What to do:
Gather each line containing the string "JSON" from these entries.

[Material for this exercise start]

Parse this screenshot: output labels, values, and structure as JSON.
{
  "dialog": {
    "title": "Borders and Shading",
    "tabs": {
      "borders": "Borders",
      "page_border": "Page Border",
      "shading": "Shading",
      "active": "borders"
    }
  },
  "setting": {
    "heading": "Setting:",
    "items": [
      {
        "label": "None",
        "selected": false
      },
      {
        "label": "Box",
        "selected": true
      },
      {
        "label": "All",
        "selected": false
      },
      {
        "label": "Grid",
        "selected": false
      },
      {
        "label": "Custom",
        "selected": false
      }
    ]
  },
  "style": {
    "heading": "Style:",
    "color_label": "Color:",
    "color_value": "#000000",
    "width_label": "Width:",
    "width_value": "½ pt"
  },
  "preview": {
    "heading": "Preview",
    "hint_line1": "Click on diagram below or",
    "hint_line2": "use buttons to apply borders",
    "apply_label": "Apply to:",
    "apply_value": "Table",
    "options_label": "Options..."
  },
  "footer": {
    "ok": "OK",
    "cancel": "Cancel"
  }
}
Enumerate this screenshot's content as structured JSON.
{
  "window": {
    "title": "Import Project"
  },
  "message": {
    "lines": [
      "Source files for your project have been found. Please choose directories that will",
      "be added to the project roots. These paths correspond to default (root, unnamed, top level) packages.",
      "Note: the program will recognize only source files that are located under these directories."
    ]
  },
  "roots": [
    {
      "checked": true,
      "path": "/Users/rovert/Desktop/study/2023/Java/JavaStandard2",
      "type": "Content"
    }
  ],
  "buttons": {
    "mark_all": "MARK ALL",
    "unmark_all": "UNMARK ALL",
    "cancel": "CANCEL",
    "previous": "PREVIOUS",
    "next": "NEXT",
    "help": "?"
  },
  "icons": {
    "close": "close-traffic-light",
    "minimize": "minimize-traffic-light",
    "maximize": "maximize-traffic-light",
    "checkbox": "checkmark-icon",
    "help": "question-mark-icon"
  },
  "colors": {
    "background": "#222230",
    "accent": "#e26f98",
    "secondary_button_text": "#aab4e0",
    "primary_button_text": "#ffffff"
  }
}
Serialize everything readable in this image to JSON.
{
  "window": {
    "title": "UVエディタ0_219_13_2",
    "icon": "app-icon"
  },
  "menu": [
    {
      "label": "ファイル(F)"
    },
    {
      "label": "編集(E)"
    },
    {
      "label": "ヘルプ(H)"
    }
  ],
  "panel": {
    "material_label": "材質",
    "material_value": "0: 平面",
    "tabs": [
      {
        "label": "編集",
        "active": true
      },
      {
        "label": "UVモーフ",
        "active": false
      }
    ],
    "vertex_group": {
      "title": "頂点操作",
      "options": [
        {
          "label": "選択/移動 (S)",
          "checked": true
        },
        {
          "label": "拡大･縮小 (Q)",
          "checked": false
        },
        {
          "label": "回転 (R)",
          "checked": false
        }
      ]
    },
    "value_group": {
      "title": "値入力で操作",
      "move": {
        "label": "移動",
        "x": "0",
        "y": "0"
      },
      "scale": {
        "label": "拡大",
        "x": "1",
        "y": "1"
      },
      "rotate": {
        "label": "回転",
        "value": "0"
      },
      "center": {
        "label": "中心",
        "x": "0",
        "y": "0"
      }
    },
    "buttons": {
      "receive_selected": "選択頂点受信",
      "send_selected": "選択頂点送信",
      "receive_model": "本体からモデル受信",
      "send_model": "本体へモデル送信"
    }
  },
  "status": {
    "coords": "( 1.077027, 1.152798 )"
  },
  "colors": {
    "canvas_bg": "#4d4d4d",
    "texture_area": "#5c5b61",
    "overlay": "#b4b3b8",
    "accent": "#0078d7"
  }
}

[Material for this exercise end]

Task result:
Parse this screenshot: output labels, values, and structure as JSON.
Enumerate this screenshot's content as structured JSON.
Serialize everything readable in this image to JSON.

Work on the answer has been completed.